Provided material:
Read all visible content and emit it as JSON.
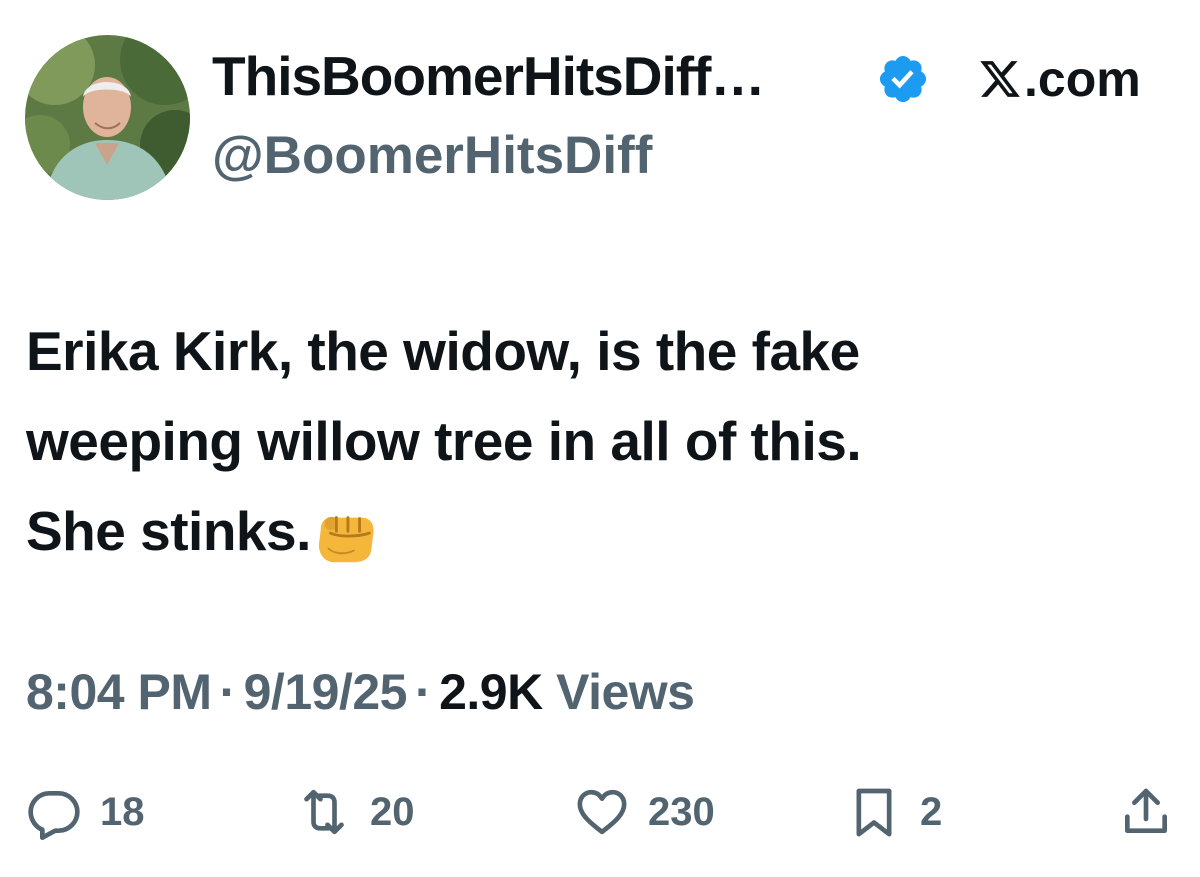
{
  "author": {
    "display_name": "ThisBoomerHitsDiff…",
    "handle": "@BoomerHitsDiff",
    "verified": true,
    "avatar_icon": "profile-photo"
  },
  "branding": {
    "site": ".com",
    "logo_icon": "x-logo-icon"
  },
  "tweet": {
    "lines": [
      "Erika Kirk, the widow, is the fake",
      "weeping willow tree in all of this.",
      "She stinks."
    ],
    "emoji_icon": "oncoming-fist-icon"
  },
  "meta": {
    "time": "8:04 PM",
    "separator": "·",
    "date": "9/19/25",
    "views_count": "2.9K",
    "views_label": "Views"
  },
  "actions": {
    "replies": "18",
    "reposts": "20",
    "likes": "230",
    "bookmarks": "2"
  },
  "colors": {
    "text_primary": "#0f1419",
    "text_secondary": "#536471",
    "verified_blue": "#1d9bf0",
    "background": "#ffffff"
  }
}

Exercise description: Omit the pictures and reproduce the listing exactly.

Task result:
Read all visible content and emit it as JSON.
{
  "author": {
    "display_name": "ThisBoomerHitsDiff…",
    "handle": "@BoomerHitsDiff",
    "verified": true,
    "avatar_icon": "profile-photo"
  },
  "branding": {
    "site": ".com",
    "logo_icon": "x-logo-icon"
  },
  "tweet": {
    "lines": [
      "Erika Kirk, the widow, is the fake",
      "weeping willow tree in all of this.",
      "She stinks."
    ],
    "emoji_icon": "oncoming-fist-icon"
  },
  "meta": {
    "time": "8:04 PM",
    "separator": "·",
    "date": "9/19/25",
    "views_count": "2.9K",
    "views_label": "Views"
  },
  "actions": {
    "replies": "18",
    "reposts": "20",
    "likes": "230",
    "bookmarks": "2"
  },
  "colors": {
    "text_primary": "#0f1419",
    "text_secondary": "#536471",
    "verified_blue": "#1d9bf0",
    "background": "#ffffff"
  }
}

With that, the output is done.